Provide the number of lines where the word "Degrees" occurs, and no other text.

* _RECORDED INFORMATION_
= = = = = = =

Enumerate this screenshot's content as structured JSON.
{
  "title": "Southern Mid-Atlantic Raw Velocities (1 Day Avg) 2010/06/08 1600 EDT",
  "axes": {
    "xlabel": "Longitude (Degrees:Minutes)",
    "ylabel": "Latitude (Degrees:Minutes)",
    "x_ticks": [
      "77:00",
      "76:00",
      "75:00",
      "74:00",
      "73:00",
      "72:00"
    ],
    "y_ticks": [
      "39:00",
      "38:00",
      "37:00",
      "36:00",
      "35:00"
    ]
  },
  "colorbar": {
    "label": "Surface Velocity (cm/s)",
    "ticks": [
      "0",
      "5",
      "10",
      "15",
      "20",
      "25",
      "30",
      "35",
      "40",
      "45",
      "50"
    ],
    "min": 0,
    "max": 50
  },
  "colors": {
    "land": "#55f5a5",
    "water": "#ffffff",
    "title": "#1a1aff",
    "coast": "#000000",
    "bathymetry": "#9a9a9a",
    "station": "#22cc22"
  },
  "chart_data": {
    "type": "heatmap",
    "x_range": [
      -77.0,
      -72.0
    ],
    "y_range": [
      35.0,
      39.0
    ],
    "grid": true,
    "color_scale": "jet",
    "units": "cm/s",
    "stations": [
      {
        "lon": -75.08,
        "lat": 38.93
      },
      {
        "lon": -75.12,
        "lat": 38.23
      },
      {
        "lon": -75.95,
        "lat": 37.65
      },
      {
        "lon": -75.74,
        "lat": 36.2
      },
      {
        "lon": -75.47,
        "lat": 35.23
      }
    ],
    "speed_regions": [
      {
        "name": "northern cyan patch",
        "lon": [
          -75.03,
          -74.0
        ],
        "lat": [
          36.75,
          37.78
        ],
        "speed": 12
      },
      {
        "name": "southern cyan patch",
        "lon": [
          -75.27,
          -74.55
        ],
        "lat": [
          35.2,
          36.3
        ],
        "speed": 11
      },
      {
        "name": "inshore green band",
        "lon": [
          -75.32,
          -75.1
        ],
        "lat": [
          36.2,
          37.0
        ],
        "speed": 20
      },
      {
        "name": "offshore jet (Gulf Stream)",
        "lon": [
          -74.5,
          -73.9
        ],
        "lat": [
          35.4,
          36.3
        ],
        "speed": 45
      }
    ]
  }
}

= = = = = = =

* _RIGHT ANSWER_
2